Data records
((

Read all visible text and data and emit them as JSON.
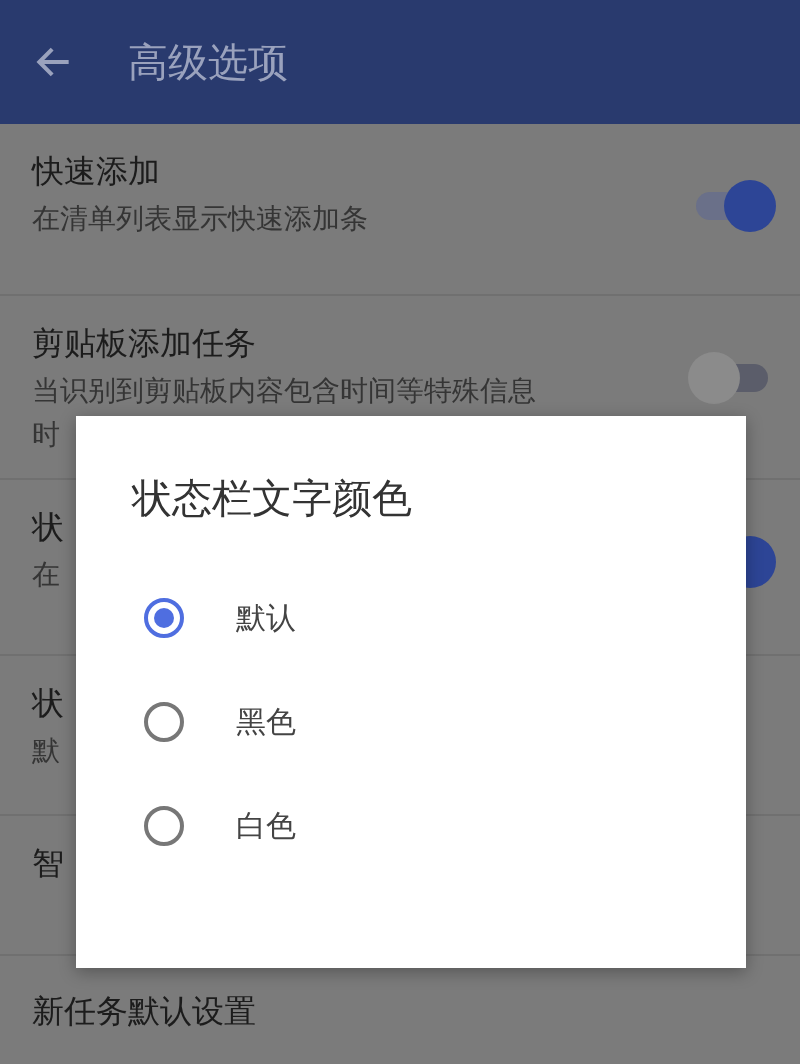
{
  "app_bar": {
    "title": "高级选项"
  },
  "settings": [
    {
      "kind": "switch",
      "title": "快速添加",
      "subtitle": [
        "在清单列表显示快速添加条"
      ],
      "on": true
    },
    {
      "kind": "switch",
      "title": "剪贴板添加任务",
      "subtitle": [
        "当识别到剪贴板内容包含时间等特殊信息",
        "时"
      ],
      "on": false
    },
    {
      "kind": "switch",
      "title": "状",
      "subtitle": [
        "在"
      ],
      "on": true
    },
    {
      "kind": "plain",
      "title": "状",
      "subtitle": [
        "默"
      ]
    },
    {
      "kind": "plain",
      "title": "智"
    },
    {
      "kind": "plain",
      "title": "新任务默认设置"
    }
  ],
  "dialog": {
    "title": "状态栏文字颜色",
    "options": [
      {
        "label": "默认",
        "selected": true
      },
      {
        "label": "黑色",
        "selected": false
      },
      {
        "label": "白色",
        "selected": false
      }
    ]
  }
}
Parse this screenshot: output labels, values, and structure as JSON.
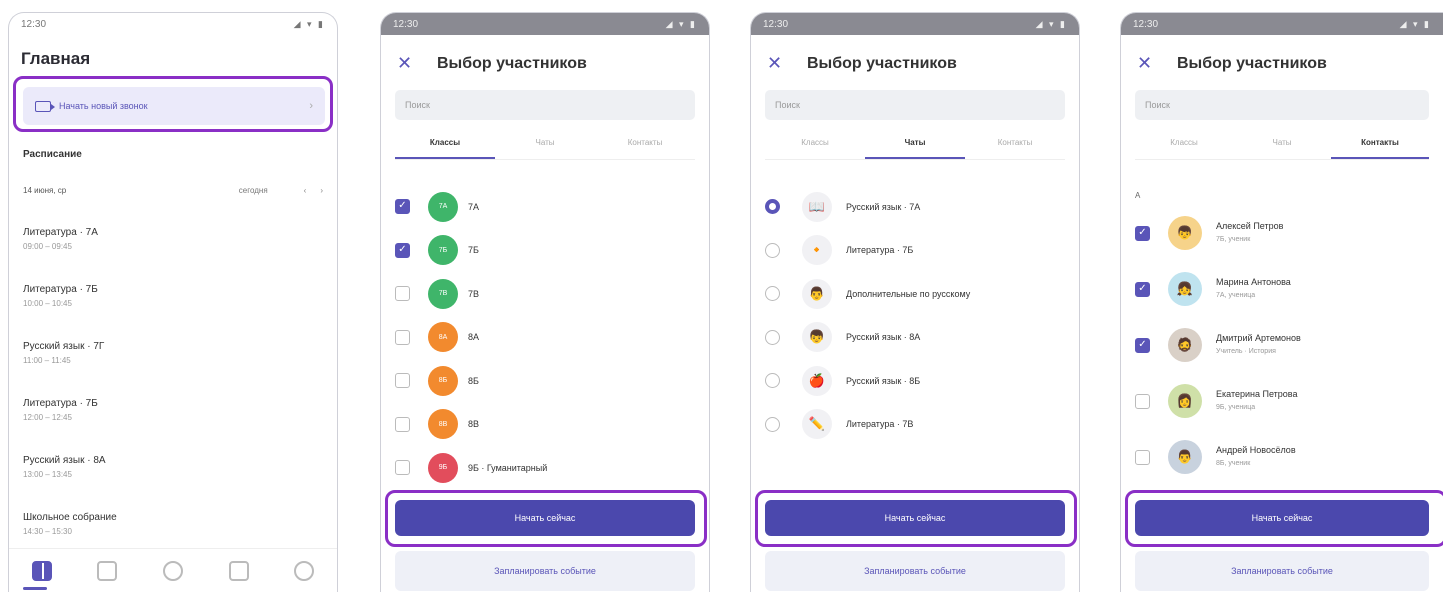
{
  "screen1": {
    "status_time": "12:30",
    "status_icons": "◢ ▾ ▮",
    "title": "Главная",
    "call_button": "Начать новый звонок",
    "schedule_heading": "Расписание",
    "date": "14 июня, ср",
    "today": "сегодня",
    "lessons": [
      {
        "name": "Литература · 7А",
        "time": "09:00 – 09:45"
      },
      {
        "name": "Литература · 7Б",
        "time": "10:00 – 10:45"
      },
      {
        "name": "Русский язык · 7Г",
        "time": "11:00 – 11:45"
      },
      {
        "name": "Литература · 7Б",
        "time": "12:00 – 12:45"
      },
      {
        "name": "Русский язык · 8А",
        "time": "13:00 – 13:45"
      },
      {
        "name": "Школьное собрание",
        "time": "14:30 – 15:30"
      }
    ],
    "tabbar_icons": [
      "home-icon",
      "school-icon",
      "chat-icon",
      "document-icon",
      "profile-icon"
    ]
  },
  "picker": {
    "title": "Выбор участников",
    "close": "✕",
    "search_placeholder": "Поиск",
    "tabs": [
      "Классы",
      "Чаты",
      "Контакты"
    ],
    "primary": "Начать сейчас",
    "secondary": "Запланировать событие"
  },
  "classes": [
    {
      "avatar": "7А",
      "label": "7А",
      "checked": true,
      "color": "#3fb56a"
    },
    {
      "avatar": "7Б",
      "label": "7Б",
      "checked": true,
      "color": "#3fb56a"
    },
    {
      "avatar": "7В",
      "label": "7В",
      "checked": false,
      "color": "#3fb56a"
    },
    {
      "avatar": "8А",
      "label": "8А",
      "checked": false,
      "color": "#f28a2e"
    },
    {
      "avatar": "8Б",
      "label": "8Б",
      "checked": false,
      "color": "#f28a2e"
    },
    {
      "avatar": "8В",
      "label": "8В",
      "checked": false,
      "color": "#f28a2e"
    },
    {
      "avatar": "9Б",
      "label": "9Б · Гуманитарный",
      "checked": false,
      "color": "#e24d5c"
    }
  ],
  "chats": [
    {
      "icon": "📖",
      "label": "Русский язык · 7А",
      "selected": true
    },
    {
      "icon": "🔸",
      "label": "Литература · 7Б",
      "selected": false
    },
    {
      "icon": "👨",
      "label": "Дополнительные по русскому",
      "selected": false
    },
    {
      "icon": "👦",
      "label": "Русский язык · 8А",
      "selected": false
    },
    {
      "icon": "🍎",
      "label": "Русский язык · 8Б",
      "selected": false
    },
    {
      "icon": "✏️",
      "label": "Литература · 7В",
      "selected": false
    }
  ],
  "contacts": {
    "letter": "А",
    "items": [
      {
        "name": "Алексей Петров",
        "sub": "7Б, ученик",
        "checked": true,
        "emoji": "👦",
        "bg": "#f6d38a"
      },
      {
        "name": "Марина Антонова",
        "sub": "7А, ученица",
        "checked": true,
        "emoji": "👧",
        "bg": "#bfe3ef"
      },
      {
        "name": "Дмитрий Артемонов",
        "sub": "Учитель · История",
        "checked": true,
        "emoji": "🧔",
        "bg": "#d9d0c7"
      },
      {
        "name": "Екатерина Петрова",
        "sub": "9Б, ученица",
        "checked": false,
        "emoji": "👩",
        "bg": "#cfe0a8"
      },
      {
        "name": "Андрей Новосёлов",
        "sub": "8Б, ученик",
        "checked": false,
        "emoji": "👨",
        "bg": "#c8d2de"
      }
    ]
  }
}
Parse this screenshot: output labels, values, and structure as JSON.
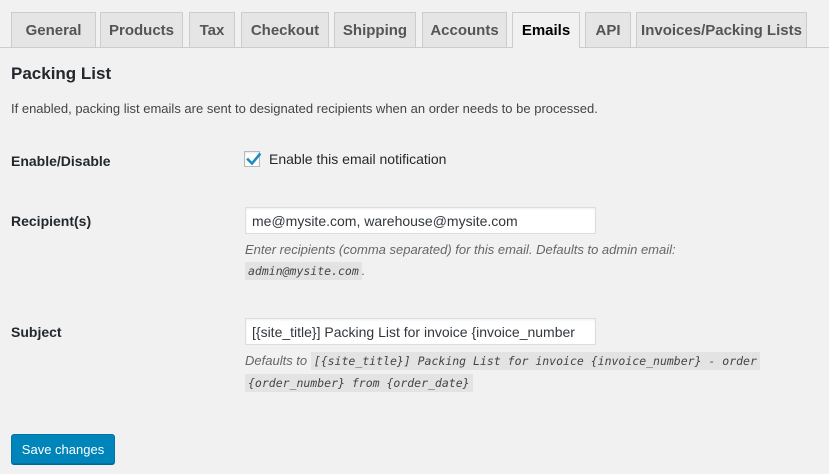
{
  "tabs": [
    {
      "label": "General"
    },
    {
      "label": "Products"
    },
    {
      "label": "Tax"
    },
    {
      "label": "Checkout"
    },
    {
      "label": "Shipping"
    },
    {
      "label": "Accounts"
    },
    {
      "label": "Emails",
      "active": true
    },
    {
      "label": "API"
    },
    {
      "label": "Invoices/Packing Lists"
    }
  ],
  "section": {
    "title": "Packing List",
    "description": "If enabled, packing list emails are sent to designated recipients when an order needs to be processed."
  },
  "enable": {
    "label": "Enable/Disable",
    "checkbox_label": "Enable this email notification",
    "checked": true
  },
  "recipients": {
    "label": "Recipient(s)",
    "value": "me@mysite.com, warehouse@mysite.com",
    "help_prefix": "Enter recipients (comma separated) for this email. Defaults to admin email:",
    "help_code": "admin@mysite.com",
    "help_suffix": "."
  },
  "subject": {
    "label": "Subject",
    "value": "[{site_title}] Packing List for invoice {invoice_number",
    "help_prefix": "Defaults to",
    "help_code_line1": "[{site_title}] Packing List for invoice {invoice_number} - order",
    "help_code_line2": "{order_number} from {order_date}"
  },
  "actions": {
    "save_label": "Save changes"
  },
  "colors": {
    "primary_button": "#0085ba",
    "checkmark": "#1e8cbe"
  }
}
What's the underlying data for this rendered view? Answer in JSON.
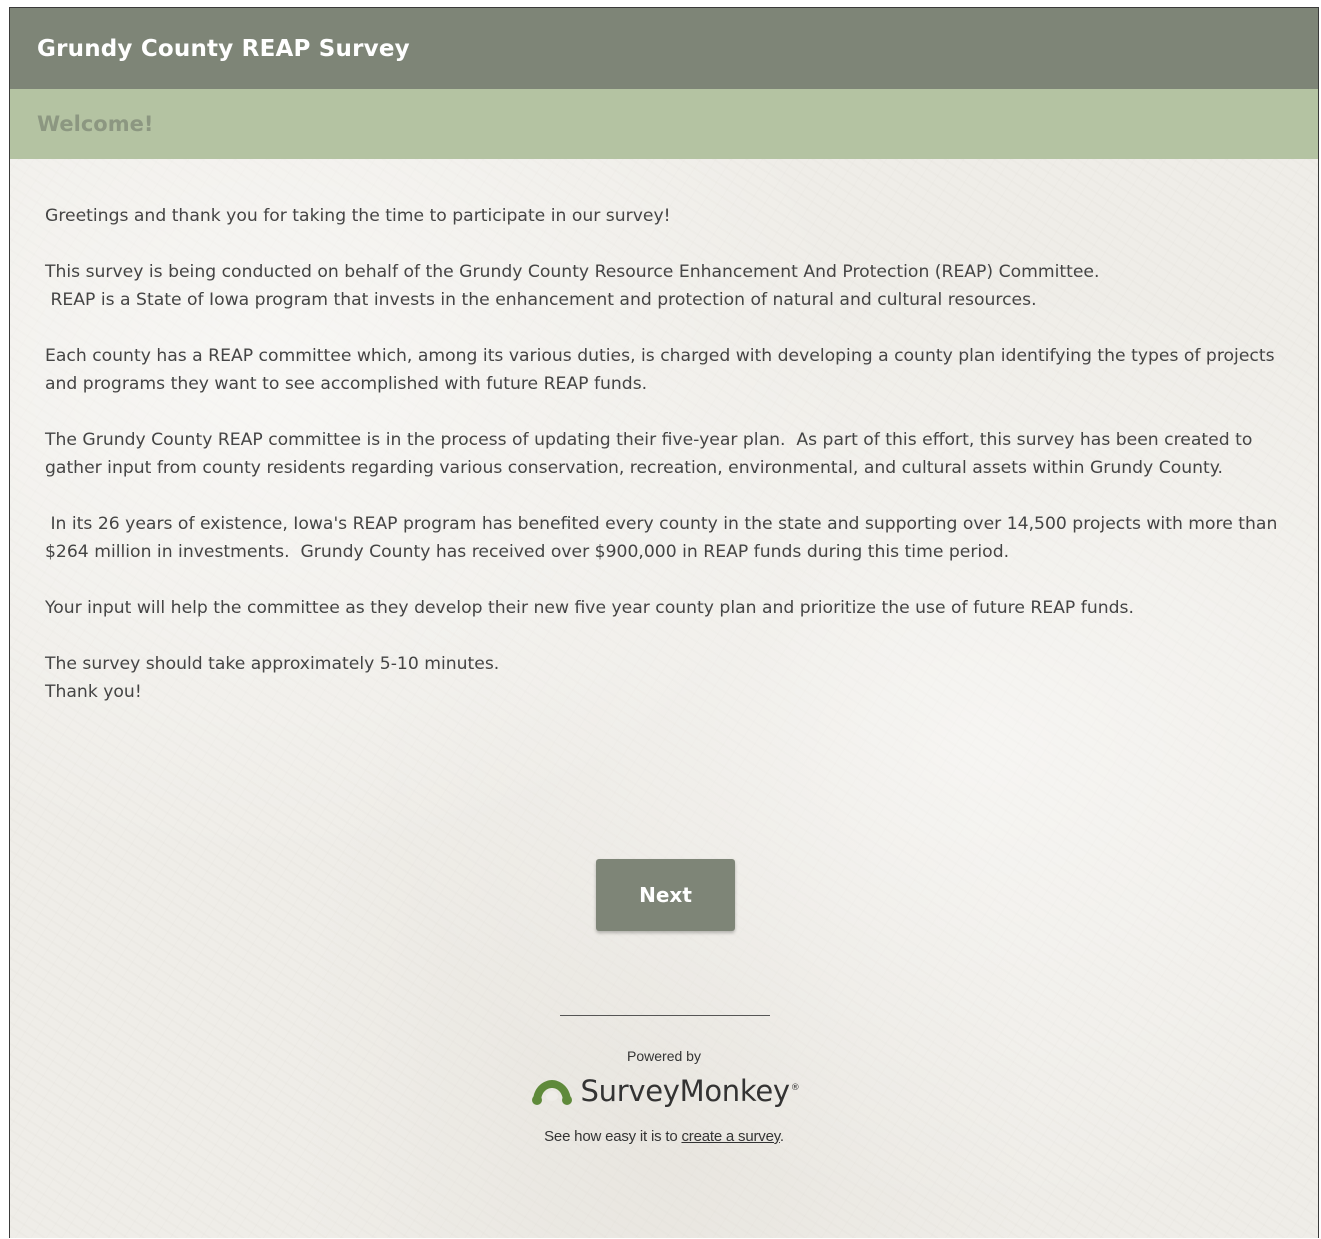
{
  "survey": {
    "title": "Grundy County REAP Survey",
    "page_title": "Welcome!"
  },
  "intro": {
    "paragraphs": [
      "Greetings and thank you for taking the time to participate in our survey!",
      "This survey is being conducted on behalf of the Grundy County Resource Enhancement And Protection (REAP) Committee.\n REAP is a State of Iowa program that invests in the enhancement and protection of natural and cultural resources.",
      "Each county has a REAP committee which, among its various duties, is charged with developing a county plan identifying the types of projects and programs they want to see accomplished with future REAP funds.",
      "The Grundy County REAP committee is in the process of updating their five-year plan.  As part of this effort, this survey has been created to gather input from county residents regarding various conservation, recreation, environmental, and cultural assets within Grundy County.",
      " In its 26 years of existence, Iowa's REAP program has benefited every county in the state and supporting over 14,500 projects with more than $264 million in investments.  Grundy County has received over $900,000 in REAP funds during this time period.",
      "Your input will help the committee as they develop their new five year county plan and prioritize the use of future REAP funds."
    ],
    "closing_line_1": "The survey should take approximately 5-10 minutes.",
    "closing_line_2": "Thank you!"
  },
  "navigation": {
    "next_label": "Next"
  },
  "footer": {
    "powered_by": "Powered by",
    "brand_name": "SurveyMonkey",
    "brand_mark": "®",
    "tagline_prefix": "See how easy it is to ",
    "tagline_link": "create a survey",
    "tagline_suffix": "."
  },
  "colors": {
    "header_bg": "#7e8577",
    "page_bar_bg": "#b4c3a2",
    "page_title_text": "#8c9781",
    "body_text": "#444444",
    "button_bg": "#7e8577",
    "logo_green": "#5f8a3a"
  },
  "icons": {
    "brand_logo": "surveymonkey-logo-icon"
  }
}
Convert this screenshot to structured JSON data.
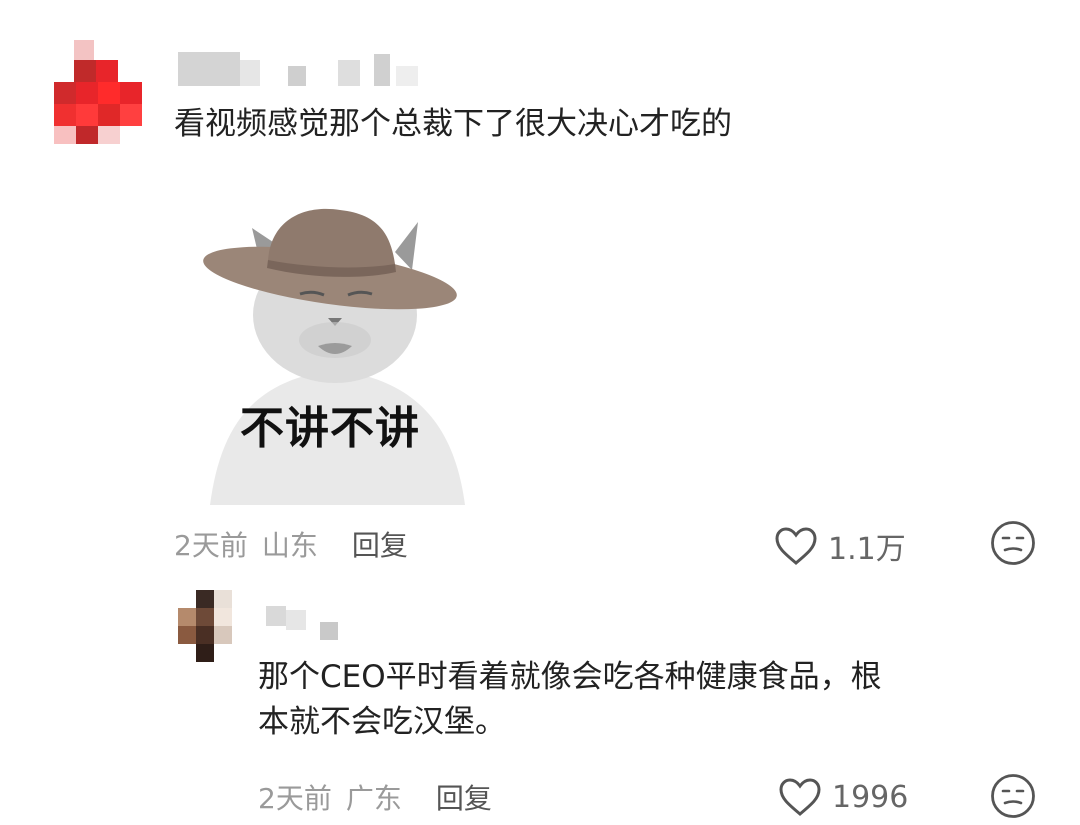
{
  "comments": [
    {
      "text": "看视频感觉那个总裁下了很大决心才吃的",
      "sticker_caption": "不讲不讲",
      "time": "2天前",
      "location": "山东",
      "reply_label": "回复",
      "likes": "1.1万"
    },
    {
      "text": "那个CEO平时看着就像会吃各种健康食品，根\n本就不会吃汉堡。",
      "time": "2天前",
      "location": "广东",
      "reply_label": "回复",
      "likes": "1996"
    }
  ],
  "icons": {
    "like": "heart-outline-icon",
    "reaction": "meh-face-icon"
  },
  "colors": {
    "text": "#222222",
    "meta": "#9a9a9a",
    "reply": "#555555",
    "avatar_red": "#e8252a"
  }
}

))

Stated goal :: Search the entries for "Iowa" and copy out each line that has it.

Written answer ::
      "This survey is being conducted on behalf of the Grundy County Resource Enhancement And Protection (REAP) Committee.\n REAP is a State of Iowa program that invests in the enhancement and protection of natural and cultural resources.",
      " In its 26 years of existence, Iowa's REAP program has benefited every county in the state and supporting over 14,500 projects with more than $264 million in investments.  Grundy County has received over $900,000 in REAP funds during this time period.",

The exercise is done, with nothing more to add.